Search the records for "value". Copy every line where it appears.

*****

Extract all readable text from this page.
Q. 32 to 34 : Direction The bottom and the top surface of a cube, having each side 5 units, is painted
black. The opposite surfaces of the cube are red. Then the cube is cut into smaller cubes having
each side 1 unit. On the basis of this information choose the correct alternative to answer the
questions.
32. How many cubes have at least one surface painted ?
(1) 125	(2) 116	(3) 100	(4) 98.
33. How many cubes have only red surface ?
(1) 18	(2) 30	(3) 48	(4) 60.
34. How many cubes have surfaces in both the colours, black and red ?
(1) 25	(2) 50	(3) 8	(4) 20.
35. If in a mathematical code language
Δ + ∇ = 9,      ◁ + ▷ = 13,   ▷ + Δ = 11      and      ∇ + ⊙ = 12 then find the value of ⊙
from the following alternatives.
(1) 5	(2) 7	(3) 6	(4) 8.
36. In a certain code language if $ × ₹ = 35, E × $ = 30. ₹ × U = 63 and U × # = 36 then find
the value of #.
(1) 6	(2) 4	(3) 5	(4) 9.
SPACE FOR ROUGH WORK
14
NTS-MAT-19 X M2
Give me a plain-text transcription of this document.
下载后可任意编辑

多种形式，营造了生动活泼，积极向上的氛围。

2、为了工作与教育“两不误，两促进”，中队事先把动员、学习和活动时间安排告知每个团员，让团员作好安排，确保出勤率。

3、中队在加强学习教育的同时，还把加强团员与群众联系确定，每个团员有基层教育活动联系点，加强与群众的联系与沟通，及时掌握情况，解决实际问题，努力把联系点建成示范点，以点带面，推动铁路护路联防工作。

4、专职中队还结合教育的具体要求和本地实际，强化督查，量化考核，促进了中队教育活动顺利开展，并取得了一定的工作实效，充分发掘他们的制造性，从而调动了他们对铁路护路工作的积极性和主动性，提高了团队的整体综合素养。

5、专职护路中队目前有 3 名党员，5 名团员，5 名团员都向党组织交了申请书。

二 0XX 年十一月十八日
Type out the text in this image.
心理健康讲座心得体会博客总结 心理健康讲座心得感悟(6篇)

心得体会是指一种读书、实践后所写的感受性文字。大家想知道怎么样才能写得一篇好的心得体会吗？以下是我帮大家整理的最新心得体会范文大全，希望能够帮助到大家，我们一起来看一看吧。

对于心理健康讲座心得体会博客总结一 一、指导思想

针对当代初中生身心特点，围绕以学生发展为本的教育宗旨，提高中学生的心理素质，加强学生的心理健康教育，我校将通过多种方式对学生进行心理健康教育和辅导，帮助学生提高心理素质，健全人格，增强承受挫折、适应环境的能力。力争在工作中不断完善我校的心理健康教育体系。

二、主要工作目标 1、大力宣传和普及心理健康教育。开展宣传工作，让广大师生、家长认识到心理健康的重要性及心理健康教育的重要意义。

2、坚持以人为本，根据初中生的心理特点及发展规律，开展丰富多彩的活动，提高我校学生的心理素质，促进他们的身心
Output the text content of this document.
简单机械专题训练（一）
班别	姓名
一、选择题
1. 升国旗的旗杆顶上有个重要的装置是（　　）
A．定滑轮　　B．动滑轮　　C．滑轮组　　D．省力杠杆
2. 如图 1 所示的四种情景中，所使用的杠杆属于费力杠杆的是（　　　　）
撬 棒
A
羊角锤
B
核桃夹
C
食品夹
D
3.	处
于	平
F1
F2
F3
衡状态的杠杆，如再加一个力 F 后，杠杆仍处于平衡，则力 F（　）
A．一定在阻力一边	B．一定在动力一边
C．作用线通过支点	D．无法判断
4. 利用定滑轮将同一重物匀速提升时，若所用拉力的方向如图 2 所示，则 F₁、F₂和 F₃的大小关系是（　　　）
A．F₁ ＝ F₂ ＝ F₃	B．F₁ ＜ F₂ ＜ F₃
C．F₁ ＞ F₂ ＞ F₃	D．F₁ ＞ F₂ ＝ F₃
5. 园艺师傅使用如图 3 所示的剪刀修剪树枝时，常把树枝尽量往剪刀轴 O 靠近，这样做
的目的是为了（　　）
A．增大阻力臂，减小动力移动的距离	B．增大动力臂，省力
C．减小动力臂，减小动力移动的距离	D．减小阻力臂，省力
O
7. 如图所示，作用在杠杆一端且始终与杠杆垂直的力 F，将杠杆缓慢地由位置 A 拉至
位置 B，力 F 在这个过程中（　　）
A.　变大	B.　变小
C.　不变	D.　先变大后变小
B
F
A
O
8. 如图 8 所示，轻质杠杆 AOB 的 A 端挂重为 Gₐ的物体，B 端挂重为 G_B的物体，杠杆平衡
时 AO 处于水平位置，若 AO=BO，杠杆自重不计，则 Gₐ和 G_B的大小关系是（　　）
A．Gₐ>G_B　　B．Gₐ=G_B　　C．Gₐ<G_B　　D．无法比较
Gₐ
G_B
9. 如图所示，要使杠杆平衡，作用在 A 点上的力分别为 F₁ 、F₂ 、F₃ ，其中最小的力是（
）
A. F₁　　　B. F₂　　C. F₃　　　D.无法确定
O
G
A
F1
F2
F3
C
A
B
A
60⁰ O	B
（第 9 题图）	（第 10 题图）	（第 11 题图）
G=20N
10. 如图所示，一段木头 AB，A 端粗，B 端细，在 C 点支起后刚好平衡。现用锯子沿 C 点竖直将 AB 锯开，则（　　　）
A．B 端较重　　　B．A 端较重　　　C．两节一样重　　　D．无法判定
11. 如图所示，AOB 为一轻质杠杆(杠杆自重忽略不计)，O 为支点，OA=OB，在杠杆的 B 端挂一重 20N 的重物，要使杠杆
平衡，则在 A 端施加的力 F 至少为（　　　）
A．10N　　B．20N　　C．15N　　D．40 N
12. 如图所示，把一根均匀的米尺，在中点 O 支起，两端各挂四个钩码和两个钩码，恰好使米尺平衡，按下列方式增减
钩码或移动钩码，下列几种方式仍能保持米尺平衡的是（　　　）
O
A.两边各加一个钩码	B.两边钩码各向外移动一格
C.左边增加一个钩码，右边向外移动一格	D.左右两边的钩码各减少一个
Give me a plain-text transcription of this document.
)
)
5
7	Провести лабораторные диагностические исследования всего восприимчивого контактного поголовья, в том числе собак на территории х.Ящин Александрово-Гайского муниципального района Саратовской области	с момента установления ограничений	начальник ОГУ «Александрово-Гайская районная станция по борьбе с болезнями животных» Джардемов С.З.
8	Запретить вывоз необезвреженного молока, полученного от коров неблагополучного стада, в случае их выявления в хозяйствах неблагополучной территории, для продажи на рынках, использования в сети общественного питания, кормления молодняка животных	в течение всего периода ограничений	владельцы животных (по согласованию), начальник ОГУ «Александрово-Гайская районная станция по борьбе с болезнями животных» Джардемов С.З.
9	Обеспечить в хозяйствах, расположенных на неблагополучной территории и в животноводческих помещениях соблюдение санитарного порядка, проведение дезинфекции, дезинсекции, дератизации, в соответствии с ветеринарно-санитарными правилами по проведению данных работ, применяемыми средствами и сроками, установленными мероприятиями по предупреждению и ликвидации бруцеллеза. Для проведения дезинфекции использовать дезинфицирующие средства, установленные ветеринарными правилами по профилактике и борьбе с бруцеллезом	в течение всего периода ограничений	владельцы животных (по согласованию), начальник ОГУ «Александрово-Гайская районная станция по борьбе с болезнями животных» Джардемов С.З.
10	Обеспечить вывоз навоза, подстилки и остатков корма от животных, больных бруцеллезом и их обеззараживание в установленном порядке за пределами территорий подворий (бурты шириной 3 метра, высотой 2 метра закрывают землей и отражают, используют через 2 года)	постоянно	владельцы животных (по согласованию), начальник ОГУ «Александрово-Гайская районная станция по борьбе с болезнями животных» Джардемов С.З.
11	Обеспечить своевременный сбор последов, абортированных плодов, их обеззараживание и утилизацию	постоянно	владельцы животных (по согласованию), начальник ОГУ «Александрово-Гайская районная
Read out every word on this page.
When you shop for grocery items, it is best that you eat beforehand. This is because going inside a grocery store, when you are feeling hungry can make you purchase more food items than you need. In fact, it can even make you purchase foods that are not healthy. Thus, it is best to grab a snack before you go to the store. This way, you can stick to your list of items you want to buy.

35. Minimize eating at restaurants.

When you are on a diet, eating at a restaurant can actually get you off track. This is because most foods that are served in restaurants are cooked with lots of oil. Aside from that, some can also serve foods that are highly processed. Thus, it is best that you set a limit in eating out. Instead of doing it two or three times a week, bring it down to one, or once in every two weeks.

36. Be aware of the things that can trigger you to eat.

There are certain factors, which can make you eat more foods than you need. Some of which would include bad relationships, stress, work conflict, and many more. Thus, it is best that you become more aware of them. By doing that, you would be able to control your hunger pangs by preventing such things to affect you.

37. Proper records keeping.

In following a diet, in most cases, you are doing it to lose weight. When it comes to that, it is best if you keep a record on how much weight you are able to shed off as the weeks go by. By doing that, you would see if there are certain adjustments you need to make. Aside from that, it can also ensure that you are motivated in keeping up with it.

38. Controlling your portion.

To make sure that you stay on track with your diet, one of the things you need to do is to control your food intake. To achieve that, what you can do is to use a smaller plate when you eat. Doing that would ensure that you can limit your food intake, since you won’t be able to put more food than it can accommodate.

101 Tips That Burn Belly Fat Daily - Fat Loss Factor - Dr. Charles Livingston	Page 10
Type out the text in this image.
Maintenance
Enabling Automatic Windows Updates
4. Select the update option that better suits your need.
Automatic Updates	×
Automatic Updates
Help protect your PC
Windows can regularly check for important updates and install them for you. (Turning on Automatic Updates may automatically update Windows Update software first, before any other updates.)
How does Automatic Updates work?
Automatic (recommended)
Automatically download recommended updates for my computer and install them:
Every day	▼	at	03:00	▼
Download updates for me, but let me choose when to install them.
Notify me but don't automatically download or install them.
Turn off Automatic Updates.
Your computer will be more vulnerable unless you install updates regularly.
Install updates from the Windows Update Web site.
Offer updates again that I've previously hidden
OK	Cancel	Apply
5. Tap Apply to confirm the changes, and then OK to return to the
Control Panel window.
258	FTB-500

*****

CORRECT OUTPUT ::
Δ + ∇ = 9,      ◁ + ▷ = 13,   ▷ + Δ = 11      and      ∇ + ⊙ = 12 then find the value of ⊙
the value of #.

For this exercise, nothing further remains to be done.